§ Explore the material
- 1) According to the passage profiling Encore Wire and LinkAmerica, in what year did Andres Ruzo start LinkAmerica?
- 2) Extend the passage profiling Encore Wire and LinkAmerica, starting right after its final sentence.

§ Selected passage
As the construction industry began to suffer due to the recession, Daniel Jones used the opportunity to expand Encore Wire Corp.
“When things started slowing down at the companies we were buying from, it would slow us down and compromise our service level,” says Jones, president and CEO of the company. “So [our vendors] pushed us into the market.”

McKinney-based Encore Wire previously purchased its products in pieces from third-party manufacturers, then assembled and sold them as finished goods to wholesale electrical distributors. But in 2006, Encore began building facilities to handle manufacturing itself. They included an armored cable plant, a tray cable plant, and a research and design center. Last year, the $1.2 billion company broke ground on a $30 million aluminum wire plant that will begin operation later this year.

Bringing things exclusively in-house has proven to be a good move. Encore has more than 1,000 employees, zero debt, and more than $80 million in cash. Since 2010, sales have growth 6 percent—while competitors’ sales have slumped. “We were staying in contact with our customers to find the void in the market and build [the products] ourselves,” Jones says. “We were simply acting on our customers’ needs.”
— Shashana Pearson-Hormillosa

entre_17 photography by Billy Surface

LinkAmerica Inc.
Andres Ruzo

For Andres Ruzo, LinkAmerica Inc. has been his own version of the Bible parable of the seven fat cows and the seven lean cows. Ruzo, who came to America from Peru in 1980, discovered telecommunications in 1994. That’s the year he started LinkAmerica, which sold equipment within the communications industry.

“For the first seven years, it was really easy,” he says. Telecommunications was a new, small market. Ruzo built his business around taking old technology, refurbishing, repairing, and selling it. “I would make a lot money,” he says. He says those years were the fat cows years.
Then in 2001 the dot-com bubble burst, which slowed down his business. And then there was 9/11, which nearly killed his business: “I had to reinvent myself.” In 2007, when he had downsized from 100 employees to five, Ruzo decided to morph his company into doing services, instead of supplying equipment: “We needed to embrace change very quickly or be a dinosaur.” For Ruzo, these were the years of the lean cows.

Now that he has refined his platform, Ruzo says he’s in a new phase—not fat cows or lean cows, but lean bulls.

§ Information given
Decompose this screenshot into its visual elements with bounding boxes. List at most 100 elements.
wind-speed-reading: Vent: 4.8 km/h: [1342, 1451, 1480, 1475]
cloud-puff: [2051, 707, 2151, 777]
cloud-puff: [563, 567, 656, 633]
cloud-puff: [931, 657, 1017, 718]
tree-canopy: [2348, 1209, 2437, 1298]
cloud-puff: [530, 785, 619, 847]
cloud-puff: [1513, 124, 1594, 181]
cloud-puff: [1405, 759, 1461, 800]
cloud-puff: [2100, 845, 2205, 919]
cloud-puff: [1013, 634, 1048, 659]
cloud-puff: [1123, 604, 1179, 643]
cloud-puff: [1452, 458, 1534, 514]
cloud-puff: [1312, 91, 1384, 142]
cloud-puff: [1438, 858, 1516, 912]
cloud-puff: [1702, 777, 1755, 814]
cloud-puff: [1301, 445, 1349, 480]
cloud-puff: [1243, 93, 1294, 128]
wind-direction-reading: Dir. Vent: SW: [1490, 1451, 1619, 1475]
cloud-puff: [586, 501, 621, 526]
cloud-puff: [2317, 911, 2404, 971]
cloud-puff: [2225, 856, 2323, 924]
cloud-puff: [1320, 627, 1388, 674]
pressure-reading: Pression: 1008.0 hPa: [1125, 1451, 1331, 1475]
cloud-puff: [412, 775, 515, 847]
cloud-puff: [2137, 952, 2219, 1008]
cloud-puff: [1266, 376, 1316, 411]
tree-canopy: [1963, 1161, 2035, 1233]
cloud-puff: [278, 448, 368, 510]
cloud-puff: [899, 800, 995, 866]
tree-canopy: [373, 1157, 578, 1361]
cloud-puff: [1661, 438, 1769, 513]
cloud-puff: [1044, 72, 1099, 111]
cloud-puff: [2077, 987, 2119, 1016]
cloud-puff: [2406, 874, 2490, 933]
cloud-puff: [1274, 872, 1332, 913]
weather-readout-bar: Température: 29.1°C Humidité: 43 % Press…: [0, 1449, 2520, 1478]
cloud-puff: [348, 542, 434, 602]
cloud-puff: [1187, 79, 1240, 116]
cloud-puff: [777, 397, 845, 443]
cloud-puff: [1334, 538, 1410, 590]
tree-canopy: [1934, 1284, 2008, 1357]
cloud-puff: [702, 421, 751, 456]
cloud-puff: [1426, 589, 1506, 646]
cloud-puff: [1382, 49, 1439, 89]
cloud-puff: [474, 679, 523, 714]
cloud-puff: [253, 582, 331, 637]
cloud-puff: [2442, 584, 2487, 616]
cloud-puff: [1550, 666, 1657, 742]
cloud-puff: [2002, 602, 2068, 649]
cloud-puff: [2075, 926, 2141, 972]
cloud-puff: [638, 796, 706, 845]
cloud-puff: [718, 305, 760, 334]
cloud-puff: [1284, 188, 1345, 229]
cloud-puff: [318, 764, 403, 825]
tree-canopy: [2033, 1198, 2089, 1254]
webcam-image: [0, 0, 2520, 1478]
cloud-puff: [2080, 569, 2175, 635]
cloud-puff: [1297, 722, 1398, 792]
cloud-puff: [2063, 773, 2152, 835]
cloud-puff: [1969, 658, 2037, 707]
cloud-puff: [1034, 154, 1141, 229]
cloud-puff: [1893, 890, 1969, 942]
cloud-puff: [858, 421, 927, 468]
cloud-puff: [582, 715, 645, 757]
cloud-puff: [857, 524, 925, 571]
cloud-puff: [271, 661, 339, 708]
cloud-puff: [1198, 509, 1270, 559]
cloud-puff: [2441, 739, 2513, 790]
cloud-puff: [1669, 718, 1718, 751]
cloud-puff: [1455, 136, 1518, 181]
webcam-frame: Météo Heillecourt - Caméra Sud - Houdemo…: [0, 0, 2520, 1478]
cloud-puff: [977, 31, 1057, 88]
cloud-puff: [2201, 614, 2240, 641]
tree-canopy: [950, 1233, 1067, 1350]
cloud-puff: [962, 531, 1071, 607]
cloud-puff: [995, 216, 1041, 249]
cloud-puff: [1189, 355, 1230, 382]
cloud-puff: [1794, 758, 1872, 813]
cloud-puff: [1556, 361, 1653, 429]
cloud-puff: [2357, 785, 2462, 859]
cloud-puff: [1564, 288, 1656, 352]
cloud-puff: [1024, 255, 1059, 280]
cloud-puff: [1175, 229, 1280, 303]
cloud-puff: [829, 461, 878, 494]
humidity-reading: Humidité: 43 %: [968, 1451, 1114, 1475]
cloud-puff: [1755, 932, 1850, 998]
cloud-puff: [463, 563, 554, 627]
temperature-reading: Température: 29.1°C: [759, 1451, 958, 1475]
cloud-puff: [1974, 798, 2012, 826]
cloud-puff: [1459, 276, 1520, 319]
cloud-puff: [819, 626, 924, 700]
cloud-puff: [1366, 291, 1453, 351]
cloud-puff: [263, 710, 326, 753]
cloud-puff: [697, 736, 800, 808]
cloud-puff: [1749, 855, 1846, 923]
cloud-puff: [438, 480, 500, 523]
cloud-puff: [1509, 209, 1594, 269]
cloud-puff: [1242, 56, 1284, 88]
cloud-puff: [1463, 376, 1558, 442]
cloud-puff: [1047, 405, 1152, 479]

§ Expected outputs
- 1) 1994

- 2)
His new strategies seem to be working. In 2007, Rowlett-based LinkAmerica generated $2 million in sales. Last year, it generated $214 million. 

For Ruzo, this is the time of “holy cows.” He’s still blown away by the success of his company.
—Krista Nightengale


Entercoms Inc.
Nitin Ahuja and Rahul Singh

When Nitin Ahuja was just 8 years old and still living in India, his father died suddenly, leaving him to help support the family. In that tragic moment, a great entrepreneur was born.

As an adult, he spent 20 years in the technology industry, including a couple of entrepreneurial ventures and a stint at Xerox, before launching ECMi in 2003. Five years later, that company evolved into Entercoms Inc., a provider of technology-leveraged services in after-market operations. Ahuja aimed to use his company to bridge the gap between software and customer service. “The after-market service experience helps the perception of the product, and it establishes the service of the company,” Ahuja says. “If you fail that, you’ll never get a chance again.”

Because Ahuja’s roughly 400 employees are dedicated to making Entercoms’ clients look good, the CEO fully invests in them. “If [employees] are well taken care of,” he says. “then they aren’t showing up to an 8-5 job, they are showing up to build the company.”

During the past three years, Ahuja and co-founder Rahul Singh have driven the company’s compounded annual growth of 60 percent and manage roughly $1 billion in inventory for Fortune 100 companies. Entercoms has offices in Irving, Denver, India, and Ireland.